▸ **Stated goal**
Copy the items below exactly, from their first line down to and including the line containing "svg-text:100 nF: 100 nF [233,100,252,107]".

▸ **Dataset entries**
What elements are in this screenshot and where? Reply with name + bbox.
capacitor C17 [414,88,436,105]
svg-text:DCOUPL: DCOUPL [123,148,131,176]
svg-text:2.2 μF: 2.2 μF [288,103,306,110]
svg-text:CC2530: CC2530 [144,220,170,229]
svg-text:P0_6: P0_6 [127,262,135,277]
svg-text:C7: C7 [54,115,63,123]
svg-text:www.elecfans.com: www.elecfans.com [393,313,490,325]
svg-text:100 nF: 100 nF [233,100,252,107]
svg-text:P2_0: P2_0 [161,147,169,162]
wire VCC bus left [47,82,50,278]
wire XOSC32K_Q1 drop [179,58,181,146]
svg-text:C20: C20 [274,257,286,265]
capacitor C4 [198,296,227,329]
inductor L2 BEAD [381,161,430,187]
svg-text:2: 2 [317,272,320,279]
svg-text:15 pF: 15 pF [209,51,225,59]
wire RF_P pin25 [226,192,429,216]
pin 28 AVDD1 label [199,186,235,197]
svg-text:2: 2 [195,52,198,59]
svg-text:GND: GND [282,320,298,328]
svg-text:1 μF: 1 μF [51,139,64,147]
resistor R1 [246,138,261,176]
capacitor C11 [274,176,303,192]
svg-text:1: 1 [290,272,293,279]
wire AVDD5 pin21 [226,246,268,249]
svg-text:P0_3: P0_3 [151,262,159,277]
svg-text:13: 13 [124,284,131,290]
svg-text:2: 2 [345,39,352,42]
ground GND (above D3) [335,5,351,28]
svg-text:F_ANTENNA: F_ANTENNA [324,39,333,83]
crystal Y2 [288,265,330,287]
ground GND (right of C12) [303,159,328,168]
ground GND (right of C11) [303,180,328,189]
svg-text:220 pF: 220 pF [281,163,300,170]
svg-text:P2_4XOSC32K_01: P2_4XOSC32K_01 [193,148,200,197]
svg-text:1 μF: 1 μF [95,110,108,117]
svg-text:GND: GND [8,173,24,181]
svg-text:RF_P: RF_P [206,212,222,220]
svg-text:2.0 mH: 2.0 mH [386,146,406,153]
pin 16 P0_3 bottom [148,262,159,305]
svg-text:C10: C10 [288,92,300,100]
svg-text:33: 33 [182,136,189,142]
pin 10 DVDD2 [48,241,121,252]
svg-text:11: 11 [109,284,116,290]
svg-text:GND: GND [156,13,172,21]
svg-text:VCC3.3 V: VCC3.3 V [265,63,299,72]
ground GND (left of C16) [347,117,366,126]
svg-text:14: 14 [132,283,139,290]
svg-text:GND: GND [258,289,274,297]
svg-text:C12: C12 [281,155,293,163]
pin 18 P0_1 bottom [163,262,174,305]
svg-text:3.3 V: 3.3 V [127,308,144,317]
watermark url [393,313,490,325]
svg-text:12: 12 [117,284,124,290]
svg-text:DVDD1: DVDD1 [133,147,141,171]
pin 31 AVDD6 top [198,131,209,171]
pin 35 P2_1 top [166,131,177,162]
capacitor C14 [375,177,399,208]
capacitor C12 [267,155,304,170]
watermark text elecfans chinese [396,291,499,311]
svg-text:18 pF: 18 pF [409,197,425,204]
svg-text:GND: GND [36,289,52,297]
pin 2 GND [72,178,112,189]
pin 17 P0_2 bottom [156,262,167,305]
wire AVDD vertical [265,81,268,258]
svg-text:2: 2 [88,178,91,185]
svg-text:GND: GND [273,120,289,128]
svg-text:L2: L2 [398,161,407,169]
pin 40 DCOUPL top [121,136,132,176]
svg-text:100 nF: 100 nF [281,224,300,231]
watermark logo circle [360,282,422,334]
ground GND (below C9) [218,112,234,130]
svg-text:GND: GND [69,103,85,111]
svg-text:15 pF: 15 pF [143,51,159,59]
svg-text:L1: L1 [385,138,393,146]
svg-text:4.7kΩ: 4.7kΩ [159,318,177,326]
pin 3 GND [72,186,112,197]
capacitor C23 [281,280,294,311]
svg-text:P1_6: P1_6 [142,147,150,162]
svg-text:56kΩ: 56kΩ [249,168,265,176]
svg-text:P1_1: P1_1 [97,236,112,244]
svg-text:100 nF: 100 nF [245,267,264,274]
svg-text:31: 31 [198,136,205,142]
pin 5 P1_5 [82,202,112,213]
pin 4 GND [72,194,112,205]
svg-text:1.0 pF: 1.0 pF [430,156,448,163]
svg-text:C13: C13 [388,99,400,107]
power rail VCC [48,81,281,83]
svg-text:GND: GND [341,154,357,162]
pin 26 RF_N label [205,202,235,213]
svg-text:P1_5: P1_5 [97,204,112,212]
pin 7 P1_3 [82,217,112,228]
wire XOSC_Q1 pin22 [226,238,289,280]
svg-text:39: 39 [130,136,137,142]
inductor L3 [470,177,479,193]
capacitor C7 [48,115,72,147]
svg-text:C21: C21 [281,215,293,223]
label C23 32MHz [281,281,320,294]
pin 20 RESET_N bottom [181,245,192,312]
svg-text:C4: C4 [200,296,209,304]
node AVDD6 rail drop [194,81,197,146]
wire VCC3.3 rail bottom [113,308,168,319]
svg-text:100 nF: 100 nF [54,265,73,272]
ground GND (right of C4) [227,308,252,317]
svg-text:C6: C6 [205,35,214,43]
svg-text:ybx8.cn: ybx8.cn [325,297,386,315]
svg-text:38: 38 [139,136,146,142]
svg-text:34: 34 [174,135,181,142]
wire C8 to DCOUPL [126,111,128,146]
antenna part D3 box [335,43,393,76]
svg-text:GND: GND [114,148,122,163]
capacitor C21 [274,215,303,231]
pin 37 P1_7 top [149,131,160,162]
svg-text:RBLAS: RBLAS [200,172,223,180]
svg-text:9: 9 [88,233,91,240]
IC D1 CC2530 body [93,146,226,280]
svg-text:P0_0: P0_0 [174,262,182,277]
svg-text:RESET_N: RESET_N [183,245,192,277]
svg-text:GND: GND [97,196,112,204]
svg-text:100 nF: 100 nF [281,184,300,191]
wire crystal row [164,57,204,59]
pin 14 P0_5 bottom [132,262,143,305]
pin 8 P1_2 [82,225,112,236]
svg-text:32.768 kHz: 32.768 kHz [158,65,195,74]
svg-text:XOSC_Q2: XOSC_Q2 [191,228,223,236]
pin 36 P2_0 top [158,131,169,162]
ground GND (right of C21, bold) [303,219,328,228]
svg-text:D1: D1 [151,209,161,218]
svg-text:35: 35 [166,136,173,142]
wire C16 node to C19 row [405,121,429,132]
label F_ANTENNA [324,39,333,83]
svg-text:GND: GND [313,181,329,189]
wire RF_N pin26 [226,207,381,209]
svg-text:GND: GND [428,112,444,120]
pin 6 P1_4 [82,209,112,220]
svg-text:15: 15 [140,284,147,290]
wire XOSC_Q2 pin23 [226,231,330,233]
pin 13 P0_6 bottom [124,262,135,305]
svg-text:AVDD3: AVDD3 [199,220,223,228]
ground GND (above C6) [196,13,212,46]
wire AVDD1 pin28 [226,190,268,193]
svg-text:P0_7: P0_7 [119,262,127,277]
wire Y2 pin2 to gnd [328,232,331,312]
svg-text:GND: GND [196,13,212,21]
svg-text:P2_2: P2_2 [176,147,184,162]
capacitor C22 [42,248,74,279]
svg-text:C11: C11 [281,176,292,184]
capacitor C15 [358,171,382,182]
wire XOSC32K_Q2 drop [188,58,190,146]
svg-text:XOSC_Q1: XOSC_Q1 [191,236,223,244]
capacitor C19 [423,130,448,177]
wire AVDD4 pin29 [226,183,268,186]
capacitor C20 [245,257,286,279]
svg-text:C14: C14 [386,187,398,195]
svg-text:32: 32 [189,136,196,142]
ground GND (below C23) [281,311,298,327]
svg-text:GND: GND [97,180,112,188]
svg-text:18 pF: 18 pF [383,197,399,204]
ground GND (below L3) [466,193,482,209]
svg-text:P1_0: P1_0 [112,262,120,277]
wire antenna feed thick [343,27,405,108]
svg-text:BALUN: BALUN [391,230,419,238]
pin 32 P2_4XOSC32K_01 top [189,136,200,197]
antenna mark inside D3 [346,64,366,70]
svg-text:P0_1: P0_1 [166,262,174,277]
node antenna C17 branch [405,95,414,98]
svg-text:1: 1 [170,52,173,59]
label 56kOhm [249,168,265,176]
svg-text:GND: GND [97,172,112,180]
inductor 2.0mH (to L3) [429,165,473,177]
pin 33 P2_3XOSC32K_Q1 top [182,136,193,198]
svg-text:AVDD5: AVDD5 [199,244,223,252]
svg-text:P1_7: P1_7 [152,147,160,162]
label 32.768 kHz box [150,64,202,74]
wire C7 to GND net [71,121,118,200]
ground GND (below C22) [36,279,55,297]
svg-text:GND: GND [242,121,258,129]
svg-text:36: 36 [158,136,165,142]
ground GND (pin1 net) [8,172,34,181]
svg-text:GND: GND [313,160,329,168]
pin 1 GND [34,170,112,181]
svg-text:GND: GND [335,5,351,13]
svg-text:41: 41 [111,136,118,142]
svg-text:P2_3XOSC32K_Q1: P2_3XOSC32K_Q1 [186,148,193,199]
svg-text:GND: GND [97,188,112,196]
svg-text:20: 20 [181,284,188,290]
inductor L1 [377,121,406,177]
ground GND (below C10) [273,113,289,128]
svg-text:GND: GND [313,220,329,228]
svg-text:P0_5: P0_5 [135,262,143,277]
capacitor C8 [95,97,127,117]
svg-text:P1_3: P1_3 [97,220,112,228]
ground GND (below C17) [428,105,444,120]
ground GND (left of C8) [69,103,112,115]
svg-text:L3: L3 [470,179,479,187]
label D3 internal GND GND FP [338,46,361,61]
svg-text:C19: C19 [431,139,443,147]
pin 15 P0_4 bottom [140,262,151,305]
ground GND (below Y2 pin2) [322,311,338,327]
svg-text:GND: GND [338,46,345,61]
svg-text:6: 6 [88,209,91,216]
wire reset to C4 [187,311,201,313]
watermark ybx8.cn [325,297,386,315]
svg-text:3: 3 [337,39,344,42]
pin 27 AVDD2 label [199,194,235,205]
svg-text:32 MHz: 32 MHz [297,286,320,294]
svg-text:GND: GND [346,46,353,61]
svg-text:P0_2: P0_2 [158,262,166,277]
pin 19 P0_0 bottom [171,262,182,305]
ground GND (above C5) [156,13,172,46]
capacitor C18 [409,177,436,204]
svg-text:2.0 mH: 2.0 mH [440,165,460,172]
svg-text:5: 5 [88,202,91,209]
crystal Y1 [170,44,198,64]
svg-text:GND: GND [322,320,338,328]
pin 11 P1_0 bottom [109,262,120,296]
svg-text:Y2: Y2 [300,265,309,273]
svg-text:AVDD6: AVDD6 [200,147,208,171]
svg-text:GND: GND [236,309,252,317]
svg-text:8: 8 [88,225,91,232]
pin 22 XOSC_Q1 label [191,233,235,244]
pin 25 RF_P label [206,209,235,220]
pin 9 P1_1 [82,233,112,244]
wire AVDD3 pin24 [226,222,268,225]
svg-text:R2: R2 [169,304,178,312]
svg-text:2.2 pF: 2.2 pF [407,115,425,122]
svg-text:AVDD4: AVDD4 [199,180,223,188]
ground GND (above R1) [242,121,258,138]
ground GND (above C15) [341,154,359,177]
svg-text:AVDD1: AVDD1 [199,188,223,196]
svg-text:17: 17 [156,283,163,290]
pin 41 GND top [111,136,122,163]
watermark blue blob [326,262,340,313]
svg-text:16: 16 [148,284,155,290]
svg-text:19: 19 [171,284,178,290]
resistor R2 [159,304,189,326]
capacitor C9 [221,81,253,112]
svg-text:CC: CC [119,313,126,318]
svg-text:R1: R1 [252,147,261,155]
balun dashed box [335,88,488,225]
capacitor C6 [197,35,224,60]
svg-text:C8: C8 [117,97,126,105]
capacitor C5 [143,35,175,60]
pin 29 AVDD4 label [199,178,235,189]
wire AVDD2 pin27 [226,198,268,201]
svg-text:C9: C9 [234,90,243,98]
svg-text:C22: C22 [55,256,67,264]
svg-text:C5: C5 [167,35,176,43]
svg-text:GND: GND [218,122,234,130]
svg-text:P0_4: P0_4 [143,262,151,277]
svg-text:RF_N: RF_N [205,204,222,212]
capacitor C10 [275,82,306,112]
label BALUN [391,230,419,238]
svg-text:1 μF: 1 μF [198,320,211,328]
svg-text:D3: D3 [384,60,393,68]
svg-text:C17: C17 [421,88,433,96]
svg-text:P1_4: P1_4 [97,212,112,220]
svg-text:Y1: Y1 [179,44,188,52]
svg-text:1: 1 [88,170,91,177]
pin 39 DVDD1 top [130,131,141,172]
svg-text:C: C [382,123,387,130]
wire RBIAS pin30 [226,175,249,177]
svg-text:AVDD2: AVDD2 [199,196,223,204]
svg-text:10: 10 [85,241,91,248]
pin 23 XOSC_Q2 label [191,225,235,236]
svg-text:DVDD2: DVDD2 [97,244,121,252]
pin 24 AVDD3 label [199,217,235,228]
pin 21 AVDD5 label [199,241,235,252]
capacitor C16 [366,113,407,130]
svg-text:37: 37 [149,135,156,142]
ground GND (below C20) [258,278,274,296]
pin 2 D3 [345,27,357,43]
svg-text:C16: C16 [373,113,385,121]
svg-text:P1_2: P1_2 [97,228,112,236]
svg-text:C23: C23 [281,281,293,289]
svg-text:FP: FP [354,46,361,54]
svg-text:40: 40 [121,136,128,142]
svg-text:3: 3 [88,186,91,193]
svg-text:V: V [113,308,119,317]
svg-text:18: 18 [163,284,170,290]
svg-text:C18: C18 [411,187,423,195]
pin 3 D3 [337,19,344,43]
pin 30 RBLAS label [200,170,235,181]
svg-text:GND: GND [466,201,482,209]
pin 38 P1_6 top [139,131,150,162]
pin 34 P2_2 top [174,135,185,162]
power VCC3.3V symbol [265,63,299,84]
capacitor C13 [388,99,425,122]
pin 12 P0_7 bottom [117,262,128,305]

▸ **Result of this task**
What elements are in this screenshot and where? Reply with name + bbox.
capacitor C17 [414,88,436,105]
svg-text:DCOUPL: DCOUPL [123,148,131,176]
svg-text:2.2 μF: 2.2 μF [288,103,306,110]
svg-text:CC2530: CC2530 [144,220,170,229]
svg-text:P0_6: P0_6 [127,262,135,277]
svg-text:C7: C7 [54,115,63,123]
svg-text:www.elecfans.com: www.elecfans.com [393,313,490,325]
svg-text:100 nF: 100 nF [233,100,252,107]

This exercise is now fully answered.